** start Data excerpts **

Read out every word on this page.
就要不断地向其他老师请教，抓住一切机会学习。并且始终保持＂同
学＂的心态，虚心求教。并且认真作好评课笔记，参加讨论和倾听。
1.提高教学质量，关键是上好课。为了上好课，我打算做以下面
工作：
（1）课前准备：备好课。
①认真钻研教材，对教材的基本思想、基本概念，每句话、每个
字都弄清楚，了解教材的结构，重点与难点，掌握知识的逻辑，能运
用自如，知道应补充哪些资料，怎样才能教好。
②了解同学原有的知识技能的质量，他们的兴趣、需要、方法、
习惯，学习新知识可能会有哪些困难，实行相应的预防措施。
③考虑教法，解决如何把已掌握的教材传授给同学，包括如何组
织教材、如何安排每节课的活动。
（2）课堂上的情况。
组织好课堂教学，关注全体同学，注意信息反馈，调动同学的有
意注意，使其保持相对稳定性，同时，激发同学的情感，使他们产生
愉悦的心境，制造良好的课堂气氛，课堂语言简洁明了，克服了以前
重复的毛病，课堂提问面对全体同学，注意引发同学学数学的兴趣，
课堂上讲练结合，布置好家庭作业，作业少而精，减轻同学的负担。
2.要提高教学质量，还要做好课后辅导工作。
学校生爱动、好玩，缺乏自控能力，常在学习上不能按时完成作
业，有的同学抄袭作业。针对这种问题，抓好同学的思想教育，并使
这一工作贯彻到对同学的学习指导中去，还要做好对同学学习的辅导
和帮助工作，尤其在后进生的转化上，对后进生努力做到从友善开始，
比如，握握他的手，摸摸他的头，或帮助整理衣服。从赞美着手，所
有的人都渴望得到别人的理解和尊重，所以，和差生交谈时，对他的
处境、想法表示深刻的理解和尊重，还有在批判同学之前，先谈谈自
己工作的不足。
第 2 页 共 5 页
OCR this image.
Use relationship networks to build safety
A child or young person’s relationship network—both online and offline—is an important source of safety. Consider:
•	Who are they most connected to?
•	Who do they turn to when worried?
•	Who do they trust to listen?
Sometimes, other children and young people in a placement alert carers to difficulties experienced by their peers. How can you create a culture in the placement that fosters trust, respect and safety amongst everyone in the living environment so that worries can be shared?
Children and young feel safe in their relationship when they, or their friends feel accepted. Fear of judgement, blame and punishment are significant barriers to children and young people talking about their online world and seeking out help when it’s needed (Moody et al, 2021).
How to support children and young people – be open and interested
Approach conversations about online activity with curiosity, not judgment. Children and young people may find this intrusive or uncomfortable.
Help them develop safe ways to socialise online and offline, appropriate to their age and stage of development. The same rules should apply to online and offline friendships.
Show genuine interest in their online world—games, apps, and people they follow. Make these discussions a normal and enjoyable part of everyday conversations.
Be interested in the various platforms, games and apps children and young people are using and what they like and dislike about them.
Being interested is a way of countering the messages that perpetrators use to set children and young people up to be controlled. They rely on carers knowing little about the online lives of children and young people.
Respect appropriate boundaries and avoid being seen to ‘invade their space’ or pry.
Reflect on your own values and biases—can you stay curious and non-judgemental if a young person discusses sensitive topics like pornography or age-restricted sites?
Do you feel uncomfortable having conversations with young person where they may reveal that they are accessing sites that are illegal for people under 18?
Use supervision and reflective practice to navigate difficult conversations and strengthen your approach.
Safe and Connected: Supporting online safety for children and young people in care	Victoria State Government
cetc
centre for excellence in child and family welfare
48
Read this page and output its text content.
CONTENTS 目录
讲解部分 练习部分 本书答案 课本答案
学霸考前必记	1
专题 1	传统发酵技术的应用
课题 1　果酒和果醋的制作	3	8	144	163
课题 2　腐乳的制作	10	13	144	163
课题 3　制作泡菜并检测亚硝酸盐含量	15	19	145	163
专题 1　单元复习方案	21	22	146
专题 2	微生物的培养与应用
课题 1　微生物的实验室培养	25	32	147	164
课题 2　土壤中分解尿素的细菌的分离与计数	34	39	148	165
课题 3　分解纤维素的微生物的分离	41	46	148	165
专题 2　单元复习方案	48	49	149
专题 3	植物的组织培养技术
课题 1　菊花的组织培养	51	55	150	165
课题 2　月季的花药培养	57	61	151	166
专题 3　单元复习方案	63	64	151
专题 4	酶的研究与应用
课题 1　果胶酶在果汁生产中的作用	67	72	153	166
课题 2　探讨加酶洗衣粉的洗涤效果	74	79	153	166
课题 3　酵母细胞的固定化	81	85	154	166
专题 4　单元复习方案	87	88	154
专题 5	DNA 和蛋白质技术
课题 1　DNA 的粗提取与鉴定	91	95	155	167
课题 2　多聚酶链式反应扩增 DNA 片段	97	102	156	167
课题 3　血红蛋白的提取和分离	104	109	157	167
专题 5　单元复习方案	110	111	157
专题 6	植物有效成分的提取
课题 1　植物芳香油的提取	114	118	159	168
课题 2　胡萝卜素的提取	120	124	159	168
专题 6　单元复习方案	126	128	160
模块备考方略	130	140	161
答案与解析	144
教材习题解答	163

** end Data excerpts **

Copy every line in the entries above that has the string "offline" in it.

A child or young person’s relationship network—both online and offline—is an important source of safety. Consider:
Help them develop safe ways to socialise online and offline, appropriate to their age and stage of development. The same rules should apply to online and offline friendships.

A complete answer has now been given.